_GOAL_. Pick out each line containing the string "Cetak" and copy it.

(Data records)

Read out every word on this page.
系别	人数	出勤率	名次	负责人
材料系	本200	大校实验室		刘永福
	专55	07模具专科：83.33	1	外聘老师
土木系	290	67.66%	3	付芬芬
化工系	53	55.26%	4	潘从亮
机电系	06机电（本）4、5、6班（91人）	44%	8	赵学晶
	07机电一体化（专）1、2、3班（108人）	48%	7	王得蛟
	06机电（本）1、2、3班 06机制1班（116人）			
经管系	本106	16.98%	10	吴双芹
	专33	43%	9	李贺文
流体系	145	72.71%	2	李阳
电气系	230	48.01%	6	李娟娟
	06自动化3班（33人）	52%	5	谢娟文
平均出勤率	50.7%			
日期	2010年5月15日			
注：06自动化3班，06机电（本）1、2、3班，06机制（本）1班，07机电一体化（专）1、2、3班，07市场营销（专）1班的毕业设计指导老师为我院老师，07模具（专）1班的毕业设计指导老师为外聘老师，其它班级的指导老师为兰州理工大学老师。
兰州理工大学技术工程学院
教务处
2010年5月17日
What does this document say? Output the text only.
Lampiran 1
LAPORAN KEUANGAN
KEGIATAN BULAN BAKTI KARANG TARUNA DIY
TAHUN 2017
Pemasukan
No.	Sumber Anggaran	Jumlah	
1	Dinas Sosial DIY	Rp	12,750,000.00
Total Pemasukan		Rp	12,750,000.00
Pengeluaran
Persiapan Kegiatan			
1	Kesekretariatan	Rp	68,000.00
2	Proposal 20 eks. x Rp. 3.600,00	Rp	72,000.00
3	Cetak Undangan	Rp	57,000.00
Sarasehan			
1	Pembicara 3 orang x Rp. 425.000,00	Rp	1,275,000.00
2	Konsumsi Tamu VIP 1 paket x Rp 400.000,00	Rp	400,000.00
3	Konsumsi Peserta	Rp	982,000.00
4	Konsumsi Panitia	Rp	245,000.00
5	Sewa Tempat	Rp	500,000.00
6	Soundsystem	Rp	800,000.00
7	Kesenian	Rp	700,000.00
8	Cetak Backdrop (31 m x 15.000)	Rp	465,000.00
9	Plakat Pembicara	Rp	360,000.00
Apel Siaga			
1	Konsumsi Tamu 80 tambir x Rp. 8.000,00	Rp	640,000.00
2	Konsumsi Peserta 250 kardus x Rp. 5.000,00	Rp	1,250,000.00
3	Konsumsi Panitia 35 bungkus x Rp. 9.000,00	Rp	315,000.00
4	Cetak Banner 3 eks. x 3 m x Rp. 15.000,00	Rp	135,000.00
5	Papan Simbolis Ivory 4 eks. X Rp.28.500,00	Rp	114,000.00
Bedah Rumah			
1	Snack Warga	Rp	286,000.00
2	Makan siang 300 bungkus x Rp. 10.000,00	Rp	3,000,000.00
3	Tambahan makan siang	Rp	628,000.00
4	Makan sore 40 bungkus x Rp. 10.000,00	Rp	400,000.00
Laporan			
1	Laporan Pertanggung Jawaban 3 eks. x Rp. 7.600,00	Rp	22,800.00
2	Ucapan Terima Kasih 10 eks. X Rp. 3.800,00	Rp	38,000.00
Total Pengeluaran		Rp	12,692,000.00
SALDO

_THE ANSWER_.
3	Cetak Undangan	Rp	57,000.00
8	Cetak Backdrop (31 m x 15.000)	Rp	465,000.00
4	Cetak Banner 3 eks. x 3 m x Rp. 15.000,00	Rp	135,000.00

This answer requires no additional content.